[Instructions for the task]: Quote the listing below in its entirety.

[Material shown]:
((
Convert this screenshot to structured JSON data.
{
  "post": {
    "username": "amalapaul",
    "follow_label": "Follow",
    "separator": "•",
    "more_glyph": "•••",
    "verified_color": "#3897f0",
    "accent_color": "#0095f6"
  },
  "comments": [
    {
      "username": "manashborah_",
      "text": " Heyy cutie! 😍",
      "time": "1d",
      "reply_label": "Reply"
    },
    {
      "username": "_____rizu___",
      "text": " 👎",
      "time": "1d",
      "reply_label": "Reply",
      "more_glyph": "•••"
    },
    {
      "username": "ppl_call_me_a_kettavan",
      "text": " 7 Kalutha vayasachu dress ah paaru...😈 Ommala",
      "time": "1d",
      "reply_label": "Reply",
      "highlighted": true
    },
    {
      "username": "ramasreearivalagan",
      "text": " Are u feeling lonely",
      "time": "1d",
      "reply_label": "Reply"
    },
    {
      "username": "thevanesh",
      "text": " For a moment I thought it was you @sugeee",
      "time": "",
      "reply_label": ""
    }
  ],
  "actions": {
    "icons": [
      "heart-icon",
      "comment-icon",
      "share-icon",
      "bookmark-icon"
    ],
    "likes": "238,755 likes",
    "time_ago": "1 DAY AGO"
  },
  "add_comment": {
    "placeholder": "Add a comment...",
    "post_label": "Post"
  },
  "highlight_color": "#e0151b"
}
))
[Finished exercise]:
Convert this screenshot to structured JSON data.
{
  "post": {
    "username": "amalapaul",
    "follow_label": "Follow",
    "separator": "•",
    "more_glyph": "•••",
    "verified_color": "#3897f0",
    "accent_color": "#0095f6"
  },
  "comments": [
    {
      "username": "manashborah_",
      "text": " Heyy cutie! 😍",
      "time": "1d",
      "reply_label": "Reply"
    },
    {
      "username": "_____rizu___",
      "text": " 👎",
      "time": "1d",
      "reply_label": "Reply",
      "more_glyph": "•••"
    },
    {
      "username": "ppl_call_me_a_kettavan",
      "text": " 7 Kalutha vayasachu dress ah paaru...😈 Ommala",
      "time": "1d",
      "reply_label": "Reply",
      "highlighted": true
    },
    {
      "username": "ramasreearivalagan",
      "text": " Are u feeling lonely",
      "time": "1d",
      "reply_label": "Reply"
    },
    {
      "username": "thevanesh",
      "text": " For a moment I thought it was you @sugeee",
      "time": "",
      "reply_label": ""
    }
  ],
  "actions": {
    "icons": [
      "heart-icon",
      "comment-icon",
      "share-icon",
      "bookmark-icon"
    ],
    "likes": "238,755 likes",
    "time_ago": "1 DAY AGO"
  },
  "add_comment": {
    "placeholder": "Add a comment...",
    "post_label": "Post"
  },
  "highlight_color": "#e0151b"
}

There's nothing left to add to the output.